■ GOAL ■
Each line below should be reproduced without any alteration.

■ DATASET RECORDS ■

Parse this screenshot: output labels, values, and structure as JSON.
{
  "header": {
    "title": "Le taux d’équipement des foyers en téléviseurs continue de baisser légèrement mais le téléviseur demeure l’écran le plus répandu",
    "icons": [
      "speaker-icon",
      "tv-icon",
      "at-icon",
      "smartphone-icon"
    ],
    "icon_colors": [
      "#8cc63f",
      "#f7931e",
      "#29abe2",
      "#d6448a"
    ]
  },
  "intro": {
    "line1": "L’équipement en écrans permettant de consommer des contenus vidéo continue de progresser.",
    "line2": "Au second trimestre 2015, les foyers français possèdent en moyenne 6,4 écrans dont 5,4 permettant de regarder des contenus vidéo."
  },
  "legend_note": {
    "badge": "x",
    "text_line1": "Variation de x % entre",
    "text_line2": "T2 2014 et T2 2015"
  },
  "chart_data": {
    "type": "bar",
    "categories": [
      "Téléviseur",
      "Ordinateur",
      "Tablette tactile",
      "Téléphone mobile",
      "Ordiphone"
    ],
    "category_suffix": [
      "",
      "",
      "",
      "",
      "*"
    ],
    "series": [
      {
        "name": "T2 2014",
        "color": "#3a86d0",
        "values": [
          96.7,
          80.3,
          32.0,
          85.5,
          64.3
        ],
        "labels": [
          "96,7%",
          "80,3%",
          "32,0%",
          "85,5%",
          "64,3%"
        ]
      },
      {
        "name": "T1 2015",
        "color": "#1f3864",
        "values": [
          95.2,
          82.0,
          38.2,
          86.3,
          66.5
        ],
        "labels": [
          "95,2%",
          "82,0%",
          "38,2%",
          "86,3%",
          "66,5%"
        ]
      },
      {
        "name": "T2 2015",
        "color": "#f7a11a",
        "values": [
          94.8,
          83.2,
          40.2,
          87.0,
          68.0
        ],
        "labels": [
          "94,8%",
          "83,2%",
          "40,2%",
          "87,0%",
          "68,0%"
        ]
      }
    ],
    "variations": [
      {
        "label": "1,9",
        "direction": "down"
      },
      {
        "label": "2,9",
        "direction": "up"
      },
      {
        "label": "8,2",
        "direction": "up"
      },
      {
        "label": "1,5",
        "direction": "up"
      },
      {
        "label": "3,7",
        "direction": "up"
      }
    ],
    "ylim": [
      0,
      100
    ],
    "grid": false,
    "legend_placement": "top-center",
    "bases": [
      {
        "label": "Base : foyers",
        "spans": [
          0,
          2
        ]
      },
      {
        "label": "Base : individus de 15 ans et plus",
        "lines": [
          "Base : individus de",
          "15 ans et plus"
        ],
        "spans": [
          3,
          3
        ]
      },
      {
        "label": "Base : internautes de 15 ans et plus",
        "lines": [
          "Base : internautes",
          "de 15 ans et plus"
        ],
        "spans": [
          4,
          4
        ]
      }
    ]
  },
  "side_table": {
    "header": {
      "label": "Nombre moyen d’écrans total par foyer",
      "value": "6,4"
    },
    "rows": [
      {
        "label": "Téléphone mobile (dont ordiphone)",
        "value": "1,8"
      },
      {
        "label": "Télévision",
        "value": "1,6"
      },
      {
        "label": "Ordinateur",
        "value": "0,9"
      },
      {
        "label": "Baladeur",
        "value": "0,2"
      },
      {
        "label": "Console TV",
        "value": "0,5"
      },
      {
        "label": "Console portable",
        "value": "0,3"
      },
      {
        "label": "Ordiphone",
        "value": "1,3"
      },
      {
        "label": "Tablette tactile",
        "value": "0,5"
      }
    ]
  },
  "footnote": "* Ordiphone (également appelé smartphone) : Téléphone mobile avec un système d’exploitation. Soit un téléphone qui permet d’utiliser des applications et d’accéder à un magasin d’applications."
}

■ RESULT BELOW ■
Parse this screenshot: output labels, values, and structure as JSON.
{
  "header": {
    "title": "Le taux d’équipement des foyers en téléviseurs continue de baisser légèrement mais le téléviseur demeure l’écran le plus répandu",
    "icons": [
      "speaker-icon",
      "tv-icon",
      "at-icon",
      "smartphone-icon"
    ],
    "icon_colors": [
      "#8cc63f",
      "#f7931e",
      "#29abe2",
      "#d6448a"
    ]
  },
  "intro": {
    "line1": "L’équipement en écrans permettant de consommer des contenus vidéo continue de progresser.",
    "line2": "Au second trimestre 2015, les foyers français possèdent en moyenne 6,4 écrans dont 5,4 permettant de regarder des contenus vidéo."
  },
  "legend_note": {
    "badge": "x",
    "text_line1": "Variation de x % entre",
    "text_line2": "T2 2014 et T2 2015"
  },
  "chart_data": {
    "type": "bar",
    "categories": [
      "Téléviseur",
      "Ordinateur",
      "Tablette tactile",
      "Téléphone mobile",
      "Ordiphone"
    ],
    "category_suffix": [
      "",
      "",
      "",
      "",
      "*"
    ],
    "series": [
      {
        "name": "T2 2014",
        "color": "#3a86d0",
        "values": [
          96.7,
          80.3,
          32.0,
          85.5,
          64.3
        ],
        "labels": [
          "96,7%",
          "80,3%",
          "32,0%",
          "85,5%",
          "64,3%"
        ]
      },
      {
        "name": "T1 2015",
        "color": "#1f3864",
        "values": [
          95.2,
          82.0,
          38.2,
          86.3,
          66.5
        ],
        "labels": [
          "95,2%",
          "82,0%",
          "38,2%",
          "86,3%",
          "66,5%"
        ]
      },
      {
        "name": "T2 2015",
        "color": "#f7a11a",
        "values": [
          94.8,
          83.2,
          40.2,
          87.0,
          68.0
        ],
        "labels": [
          "94,8%",
          "83,2%",
          "40,2%",
          "87,0%",
          "68,0%"
        ]
      }
    ],
    "variations": [
      {
        "label": "1,9",
        "direction": "down"
      },
      {
        "label": "2,9",
        "direction": "up"
      },
      {
        "label": "8,2",
        "direction": "up"
      },
      {
        "label": "1,5",
        "direction": "up"
      },
      {
        "label": "3,7",
        "direction": "up"
      }
    ],
    "ylim": [
      0,
      100
    ],
    "grid": false,
    "legend_placement": "top-center",
    "bases": [
      {
        "label": "Base : foyers",
        "spans": [
          0,
          2
        ]
      },
      {
        "label": "Base : individus de 15 ans et plus",
        "lines": [
          "Base : individus de",
          "15 ans et plus"
        ],
        "spans": [
          3,
          3
        ]
      },
      {
        "label": "Base : internautes de 15 ans et plus",
        "lines": [
          "Base : internautes",
          "de 15 ans et plus"
        ],
        "spans": [
          4,
          4
        ]
      }
    ]
  },
  "side_table": {
    "header": {
      "label": "Nombre moyen d’écrans total par foyer",
      "value": "6,4"
    },
    "rows": [
      {
        "label": "Téléphone mobile (dont ordiphone)",
        "value": "1,8"
      },
      {
        "label": "Télévision",
        "value": "1,6"
      },
      {
        "label": "Ordinateur",
        "value": "0,9"
      },
      {
        "label": "Baladeur",
        "value": "0,2"
      },
      {
        "label": "Console TV",
        "value": "0,5"
      },
      {
        "label": "Console portable",
        "value": "0,3"
      },
      {
        "label": "Ordiphone",
        "value": "1,3"
      },
      {
        "label": "Tablette tactile",
        "value": "0,5"
      }
    ]
  },
  "footnote": "* Ordiphone (également appelé smartphone) : Téléphone mobile avec un système d’exploitation. Soit un téléphone qui permet d’utiliser des applications et d’accéder à un magasin d’applications."
}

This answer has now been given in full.